» Exercise objective:
Go through the material below and copy each line where the word "text" appears.
——
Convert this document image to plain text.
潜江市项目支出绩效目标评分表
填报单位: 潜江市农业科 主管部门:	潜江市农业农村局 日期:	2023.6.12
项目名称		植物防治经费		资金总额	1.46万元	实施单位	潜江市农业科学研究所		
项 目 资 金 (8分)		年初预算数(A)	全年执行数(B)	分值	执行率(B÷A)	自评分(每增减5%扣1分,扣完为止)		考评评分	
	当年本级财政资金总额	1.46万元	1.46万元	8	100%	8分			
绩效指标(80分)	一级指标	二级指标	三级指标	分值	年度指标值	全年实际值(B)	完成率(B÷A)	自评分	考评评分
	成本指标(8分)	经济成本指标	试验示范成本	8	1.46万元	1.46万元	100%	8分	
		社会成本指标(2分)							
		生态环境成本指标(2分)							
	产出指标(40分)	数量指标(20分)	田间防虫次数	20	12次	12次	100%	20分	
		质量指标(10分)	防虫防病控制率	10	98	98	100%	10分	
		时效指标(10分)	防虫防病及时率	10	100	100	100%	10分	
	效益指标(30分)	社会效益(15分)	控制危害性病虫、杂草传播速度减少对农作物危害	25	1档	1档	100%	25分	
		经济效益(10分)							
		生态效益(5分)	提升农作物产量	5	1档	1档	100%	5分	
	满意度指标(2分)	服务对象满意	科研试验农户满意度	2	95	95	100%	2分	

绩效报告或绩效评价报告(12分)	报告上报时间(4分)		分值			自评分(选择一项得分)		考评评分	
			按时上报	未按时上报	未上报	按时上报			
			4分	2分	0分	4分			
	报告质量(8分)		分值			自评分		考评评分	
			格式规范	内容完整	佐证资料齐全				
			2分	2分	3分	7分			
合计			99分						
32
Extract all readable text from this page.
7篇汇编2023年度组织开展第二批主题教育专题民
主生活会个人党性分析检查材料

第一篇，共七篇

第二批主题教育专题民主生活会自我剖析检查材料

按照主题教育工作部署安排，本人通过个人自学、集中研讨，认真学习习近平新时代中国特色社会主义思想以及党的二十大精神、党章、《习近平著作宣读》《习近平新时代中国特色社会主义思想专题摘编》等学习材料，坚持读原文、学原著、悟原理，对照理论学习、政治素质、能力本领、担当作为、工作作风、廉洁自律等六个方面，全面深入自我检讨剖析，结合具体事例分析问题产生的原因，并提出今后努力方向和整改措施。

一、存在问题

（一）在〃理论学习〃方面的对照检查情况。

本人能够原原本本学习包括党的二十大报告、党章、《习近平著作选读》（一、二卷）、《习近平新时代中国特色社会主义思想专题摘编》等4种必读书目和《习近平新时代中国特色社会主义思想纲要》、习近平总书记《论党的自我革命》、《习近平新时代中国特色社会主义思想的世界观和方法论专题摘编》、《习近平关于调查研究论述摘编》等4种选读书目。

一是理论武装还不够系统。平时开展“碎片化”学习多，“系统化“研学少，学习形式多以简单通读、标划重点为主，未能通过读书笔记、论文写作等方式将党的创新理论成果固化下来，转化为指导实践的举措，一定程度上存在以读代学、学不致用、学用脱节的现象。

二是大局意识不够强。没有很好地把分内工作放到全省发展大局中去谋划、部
——
» Answer for the task:
Convert this document image to plain text.
Extract all readable text from this page.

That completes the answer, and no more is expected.